TASK - Please continue the agreement text below, starting after its last sentence.

EXERCISE TEXT -

--

This Agreement may be modified or waived only by a separate writing signed by both parties.  The failure of any part at any time to require performance by the other party of any provisions set forth herein shall in no way affect the parties’ rights to enforce such provisions, nor shall waiver by either party of any breach of this Agreement be taken or held to be a waiver of any further breach of the same.

The parties agree that each party has reviewed this Agreement and has had the opportunity to have counsel review the same, and that the language used in this Agreement will be deemed to be the language chosen by the parties hereto to express their mutual intent and no rule of strict construction shall be applied against any party.  Whenever required by the context, any gender shall include any other gender, the singular shall include the plural and the plural shall include the singular.

The rights and remedies of the parties hereunder whether herein specified or otherwise, shall be cumulative and the exercise of one or more of them shall not preclude the exercise of any other rights or remedies they may have hereunder, or by law.

    1. The Company hereby agrees to protect, defend and indemnify Sponsor and its affiliates, officers, directors, shareholders, members, agents and employees (collectively, the “Sponsor Indemnified Parties”) and hold them harmless from and against any and all out-of-pocket claims, demands, losses or expenses, including reasonable attorneys’ fees (“Claims”), arising directly or indirectly from or out of any (i) breach by the Company of its covenants or obligations hereunder, or (ii) negligence or willful misconduct by the Company, except to the extent attributable to a Force Majeure Event or the negligence or willful misconduct of a Sponsor Indemnified Party.

--

DATA SUPPLIED -
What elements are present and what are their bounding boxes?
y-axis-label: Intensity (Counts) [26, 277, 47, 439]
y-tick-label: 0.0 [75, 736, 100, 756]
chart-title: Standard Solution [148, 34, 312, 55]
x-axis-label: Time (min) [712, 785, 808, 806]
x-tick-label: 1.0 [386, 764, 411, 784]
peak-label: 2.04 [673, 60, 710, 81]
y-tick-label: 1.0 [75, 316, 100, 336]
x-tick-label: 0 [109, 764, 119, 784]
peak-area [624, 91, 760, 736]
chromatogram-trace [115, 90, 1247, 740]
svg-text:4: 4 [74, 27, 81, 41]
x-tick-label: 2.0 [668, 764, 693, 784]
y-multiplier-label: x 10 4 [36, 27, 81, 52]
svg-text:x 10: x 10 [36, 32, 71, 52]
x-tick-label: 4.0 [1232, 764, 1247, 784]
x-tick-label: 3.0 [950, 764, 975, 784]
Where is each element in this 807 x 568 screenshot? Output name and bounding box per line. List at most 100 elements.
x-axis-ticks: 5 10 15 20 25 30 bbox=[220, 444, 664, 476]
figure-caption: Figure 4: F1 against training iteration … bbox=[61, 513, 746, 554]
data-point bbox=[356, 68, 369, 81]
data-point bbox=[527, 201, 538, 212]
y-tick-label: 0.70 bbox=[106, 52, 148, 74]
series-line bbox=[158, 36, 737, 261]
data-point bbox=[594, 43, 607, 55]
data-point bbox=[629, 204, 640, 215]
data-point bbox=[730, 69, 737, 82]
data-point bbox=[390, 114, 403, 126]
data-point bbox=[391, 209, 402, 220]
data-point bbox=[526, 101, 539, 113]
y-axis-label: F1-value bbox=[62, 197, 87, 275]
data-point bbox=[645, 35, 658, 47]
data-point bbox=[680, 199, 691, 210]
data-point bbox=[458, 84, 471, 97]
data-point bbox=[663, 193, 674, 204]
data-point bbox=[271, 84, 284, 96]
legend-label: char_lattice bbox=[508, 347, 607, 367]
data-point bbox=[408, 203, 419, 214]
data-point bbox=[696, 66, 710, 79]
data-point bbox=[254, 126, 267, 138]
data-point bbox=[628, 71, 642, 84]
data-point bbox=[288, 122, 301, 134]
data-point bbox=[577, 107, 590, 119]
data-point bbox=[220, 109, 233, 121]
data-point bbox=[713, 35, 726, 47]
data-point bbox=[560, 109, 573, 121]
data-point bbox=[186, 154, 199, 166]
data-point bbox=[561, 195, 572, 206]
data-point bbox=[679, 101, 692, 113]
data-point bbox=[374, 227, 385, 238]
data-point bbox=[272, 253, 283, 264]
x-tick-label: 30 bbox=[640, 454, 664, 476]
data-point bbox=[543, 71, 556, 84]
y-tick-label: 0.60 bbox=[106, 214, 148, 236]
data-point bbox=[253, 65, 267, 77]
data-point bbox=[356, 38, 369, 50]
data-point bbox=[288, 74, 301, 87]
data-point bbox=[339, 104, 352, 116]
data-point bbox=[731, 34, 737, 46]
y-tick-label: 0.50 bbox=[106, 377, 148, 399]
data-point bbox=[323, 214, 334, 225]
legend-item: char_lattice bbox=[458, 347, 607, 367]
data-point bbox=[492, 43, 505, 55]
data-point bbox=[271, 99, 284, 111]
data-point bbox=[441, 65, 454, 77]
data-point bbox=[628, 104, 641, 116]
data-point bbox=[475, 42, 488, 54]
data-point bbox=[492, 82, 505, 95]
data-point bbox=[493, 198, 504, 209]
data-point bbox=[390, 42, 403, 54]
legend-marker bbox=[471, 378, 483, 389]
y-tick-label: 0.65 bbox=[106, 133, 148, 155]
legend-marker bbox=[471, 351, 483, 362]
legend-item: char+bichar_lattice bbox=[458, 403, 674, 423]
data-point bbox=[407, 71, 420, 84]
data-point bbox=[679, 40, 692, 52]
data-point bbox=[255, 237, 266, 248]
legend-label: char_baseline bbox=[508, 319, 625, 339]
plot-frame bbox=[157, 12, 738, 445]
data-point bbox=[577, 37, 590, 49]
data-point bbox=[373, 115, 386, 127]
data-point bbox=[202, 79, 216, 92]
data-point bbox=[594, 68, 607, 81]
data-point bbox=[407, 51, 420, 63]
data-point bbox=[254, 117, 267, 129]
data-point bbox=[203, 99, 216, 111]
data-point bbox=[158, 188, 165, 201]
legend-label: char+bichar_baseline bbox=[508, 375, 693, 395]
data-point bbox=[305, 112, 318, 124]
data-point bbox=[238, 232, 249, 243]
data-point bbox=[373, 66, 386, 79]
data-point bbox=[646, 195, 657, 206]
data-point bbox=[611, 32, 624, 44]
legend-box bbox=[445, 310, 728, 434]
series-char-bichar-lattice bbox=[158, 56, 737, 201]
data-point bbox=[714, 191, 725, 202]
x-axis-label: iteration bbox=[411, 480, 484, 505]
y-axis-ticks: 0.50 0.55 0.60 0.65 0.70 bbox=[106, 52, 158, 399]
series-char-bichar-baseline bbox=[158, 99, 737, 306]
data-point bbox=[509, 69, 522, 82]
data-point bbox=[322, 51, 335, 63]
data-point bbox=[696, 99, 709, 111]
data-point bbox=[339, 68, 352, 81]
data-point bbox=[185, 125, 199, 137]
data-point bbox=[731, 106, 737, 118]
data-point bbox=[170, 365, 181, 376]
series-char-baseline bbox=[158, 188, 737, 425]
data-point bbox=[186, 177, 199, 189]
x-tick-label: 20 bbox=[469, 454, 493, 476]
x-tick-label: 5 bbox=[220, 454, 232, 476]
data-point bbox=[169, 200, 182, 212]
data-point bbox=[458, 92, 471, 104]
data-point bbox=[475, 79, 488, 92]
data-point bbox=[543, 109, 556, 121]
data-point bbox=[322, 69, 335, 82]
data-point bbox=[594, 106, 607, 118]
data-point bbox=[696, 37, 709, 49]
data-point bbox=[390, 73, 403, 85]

--

EXERCISE RESULT -
    1. Sponsor hereby agrees to protect, defend, and indemnify the Company and its affiliates, officers, directors, shareholders, members, agents, employees, tenants and sponsors (collectively, the “Company Indemnified Parties”) and hold them harmless from and against any and all Claims arising directly or indirectly from or out of any (i) breach by Sponsor of its covenants or obligations hereunder, or (ii) negligence or willful misconduct by Sponsor, except to the extent attributable to the negligence or willful misconduct of a the Company Indemnified Party.  Additionally, Sponsor hereby further agrees to protect, defend and indemnify the Company Indemnified Parties and hold them harmless from and against any and all Claims arising directly or indirectly from or out of the Content.
  1. E
    1. In the event that the performance of this Agreement is prevented because of an act of nature or a Force Majeure Event or if the exhibition of any event is cancelled because of inclement weather, strike, lockout, labor dispute or other cause of similar nature beyond the reasonable control of the Company, the same shall not constitute a breach of this Agreement by the Company, provided, that the Company uses reasonable commercial efforts to overcome or mitigate the effects of such occurrence.

The parties all agree that the terms of this Agreement are confidential and shall not be disclosed to any third party (other than each party’s respective officers, directors and employees, in their capacities as such, and their respective auditors and lawyers), except as may be required by law; provided, however, that the Company may disclose this Agreement to its or its subsidiary’s prospective or actual lenders.  In the event that a party desires to make a public statement or announcement or other communication to any third party regarding this Agreement, such party must consult with the other party before issuing any press release or otherwise making any such statements and no party nor any of its affiliates shall issue any such press release or other third party communication unless each of the parties agree in advance on the form and substance of such communication, except as may be required by law.

This Agreement embodies the entire agreement and understanding of the parties with respect to the subject matter hereof and supersedes all prior and contemporaneous agreements or understandings between the parties, oral or written, with respect thereto.